### WHAT THE TASK ASKS
Copy out lines with the word "esercizio" from the material that follows.

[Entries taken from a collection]
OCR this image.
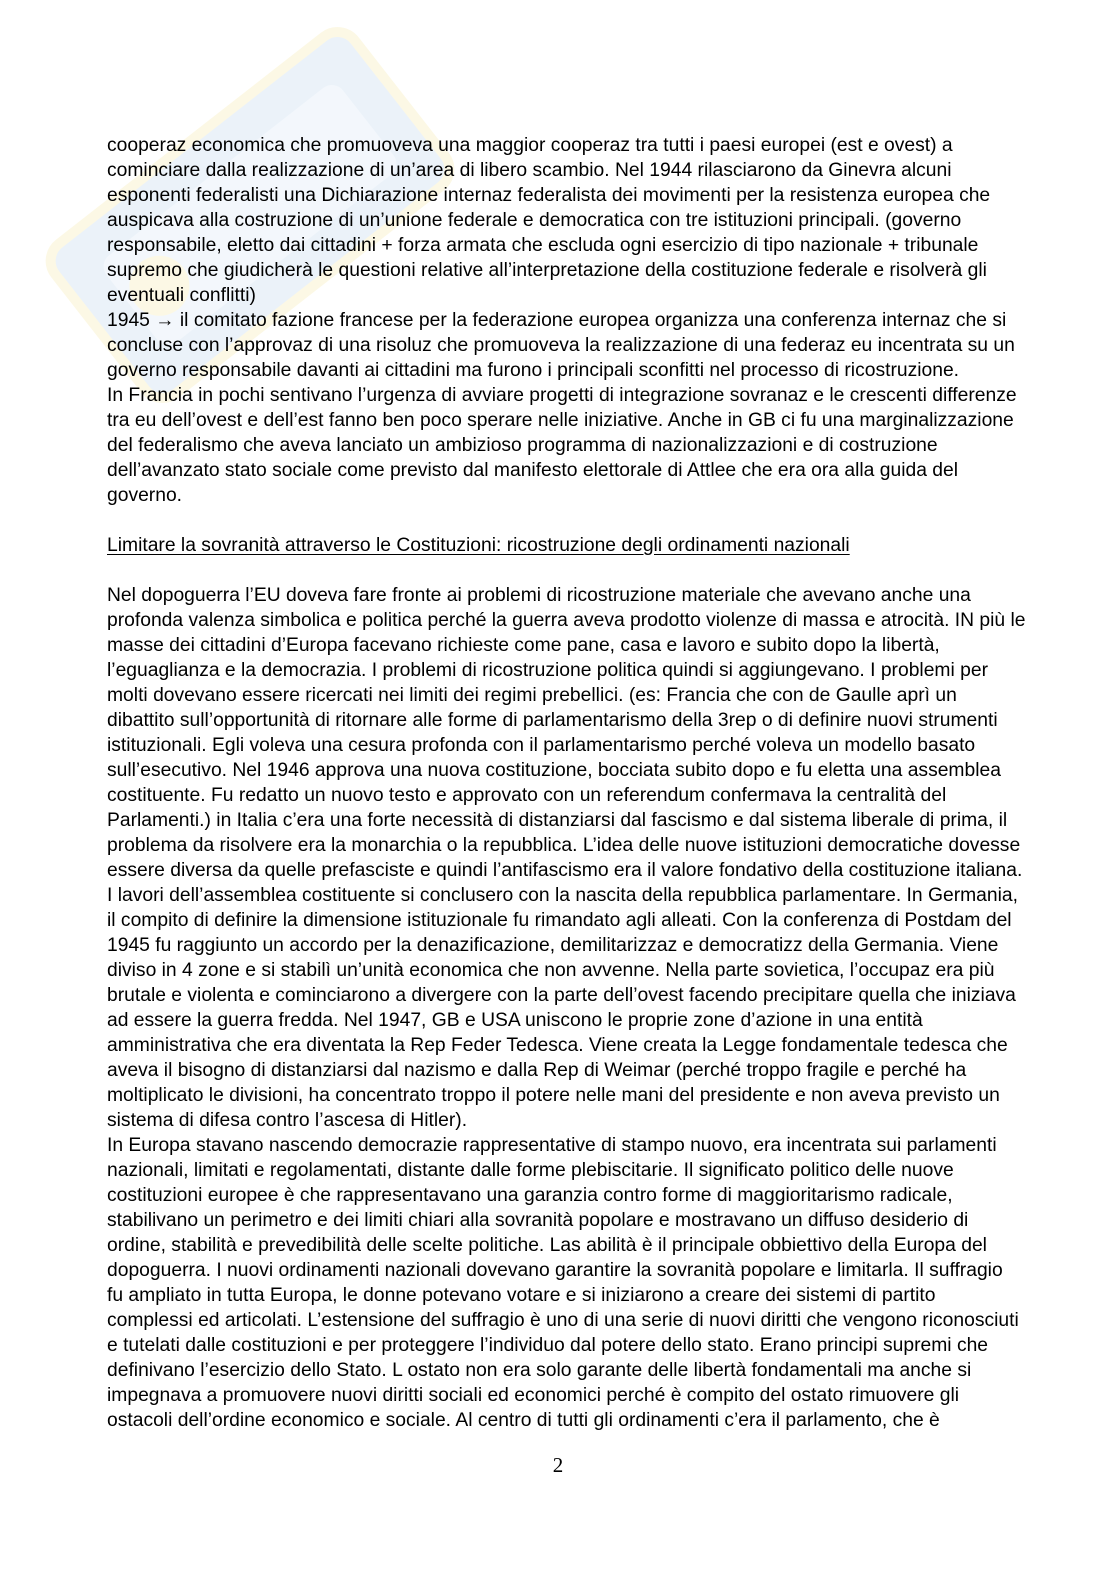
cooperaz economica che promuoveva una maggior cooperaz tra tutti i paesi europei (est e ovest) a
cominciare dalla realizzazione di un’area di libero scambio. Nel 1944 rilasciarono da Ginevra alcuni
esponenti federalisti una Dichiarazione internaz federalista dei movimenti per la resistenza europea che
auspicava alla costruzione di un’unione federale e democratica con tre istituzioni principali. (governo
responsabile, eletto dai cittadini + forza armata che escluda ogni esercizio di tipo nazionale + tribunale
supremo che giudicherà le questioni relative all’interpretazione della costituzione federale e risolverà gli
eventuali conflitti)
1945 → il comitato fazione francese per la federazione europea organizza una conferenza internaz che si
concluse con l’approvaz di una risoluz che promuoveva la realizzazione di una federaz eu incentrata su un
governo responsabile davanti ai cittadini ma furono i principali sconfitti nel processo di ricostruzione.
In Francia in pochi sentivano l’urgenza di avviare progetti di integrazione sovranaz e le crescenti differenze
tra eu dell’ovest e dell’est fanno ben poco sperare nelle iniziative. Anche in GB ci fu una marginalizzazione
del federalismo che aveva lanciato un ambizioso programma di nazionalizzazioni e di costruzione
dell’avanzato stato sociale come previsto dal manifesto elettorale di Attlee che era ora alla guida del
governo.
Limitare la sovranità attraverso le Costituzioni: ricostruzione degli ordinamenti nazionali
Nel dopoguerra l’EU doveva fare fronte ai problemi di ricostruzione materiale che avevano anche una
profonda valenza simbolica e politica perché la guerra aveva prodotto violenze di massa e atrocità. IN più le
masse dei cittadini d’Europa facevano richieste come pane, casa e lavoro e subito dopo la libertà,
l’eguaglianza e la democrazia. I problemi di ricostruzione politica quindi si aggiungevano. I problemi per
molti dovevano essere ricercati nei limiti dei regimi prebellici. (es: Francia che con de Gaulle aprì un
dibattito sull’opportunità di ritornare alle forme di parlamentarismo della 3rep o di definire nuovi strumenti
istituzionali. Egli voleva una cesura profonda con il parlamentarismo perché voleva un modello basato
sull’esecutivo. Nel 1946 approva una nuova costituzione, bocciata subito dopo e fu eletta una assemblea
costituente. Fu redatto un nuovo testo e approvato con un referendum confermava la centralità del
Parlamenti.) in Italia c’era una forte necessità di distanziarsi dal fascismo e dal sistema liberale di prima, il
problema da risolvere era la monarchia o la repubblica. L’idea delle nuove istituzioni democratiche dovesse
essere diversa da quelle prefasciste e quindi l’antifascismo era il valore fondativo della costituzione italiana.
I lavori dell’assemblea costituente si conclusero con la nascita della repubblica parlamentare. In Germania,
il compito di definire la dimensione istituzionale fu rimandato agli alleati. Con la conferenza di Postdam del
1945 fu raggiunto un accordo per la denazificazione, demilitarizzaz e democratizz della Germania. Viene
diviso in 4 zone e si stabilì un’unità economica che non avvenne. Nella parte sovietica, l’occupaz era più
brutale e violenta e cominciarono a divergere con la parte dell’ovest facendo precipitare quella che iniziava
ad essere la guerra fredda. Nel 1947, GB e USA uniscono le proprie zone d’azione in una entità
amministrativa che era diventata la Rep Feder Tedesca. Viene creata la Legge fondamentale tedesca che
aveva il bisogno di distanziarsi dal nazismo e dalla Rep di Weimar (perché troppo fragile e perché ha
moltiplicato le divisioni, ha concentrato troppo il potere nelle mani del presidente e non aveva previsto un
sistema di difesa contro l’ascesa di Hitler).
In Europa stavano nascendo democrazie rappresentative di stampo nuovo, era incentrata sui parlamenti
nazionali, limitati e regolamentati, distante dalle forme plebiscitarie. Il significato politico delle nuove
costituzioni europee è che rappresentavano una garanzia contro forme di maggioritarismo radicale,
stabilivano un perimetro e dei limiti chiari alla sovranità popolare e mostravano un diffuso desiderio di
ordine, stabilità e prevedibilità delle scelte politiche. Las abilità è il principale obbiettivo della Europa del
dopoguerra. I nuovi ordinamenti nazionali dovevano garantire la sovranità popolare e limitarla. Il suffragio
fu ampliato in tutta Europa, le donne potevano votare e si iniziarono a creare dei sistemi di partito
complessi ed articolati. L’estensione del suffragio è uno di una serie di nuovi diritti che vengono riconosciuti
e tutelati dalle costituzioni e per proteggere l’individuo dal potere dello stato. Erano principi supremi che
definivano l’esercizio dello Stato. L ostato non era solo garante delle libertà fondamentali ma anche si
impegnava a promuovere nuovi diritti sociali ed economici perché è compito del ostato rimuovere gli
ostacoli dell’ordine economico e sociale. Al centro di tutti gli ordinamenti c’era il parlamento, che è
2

### EXERCISE RESULT
responsabile, eletto dai cittadini + forza armata che escluda ogni esercizio di tipo nazionale + tribunale
definivano l’esercizio dello Stato. L ostato non era solo garante delle libertà fondamentali ma anche si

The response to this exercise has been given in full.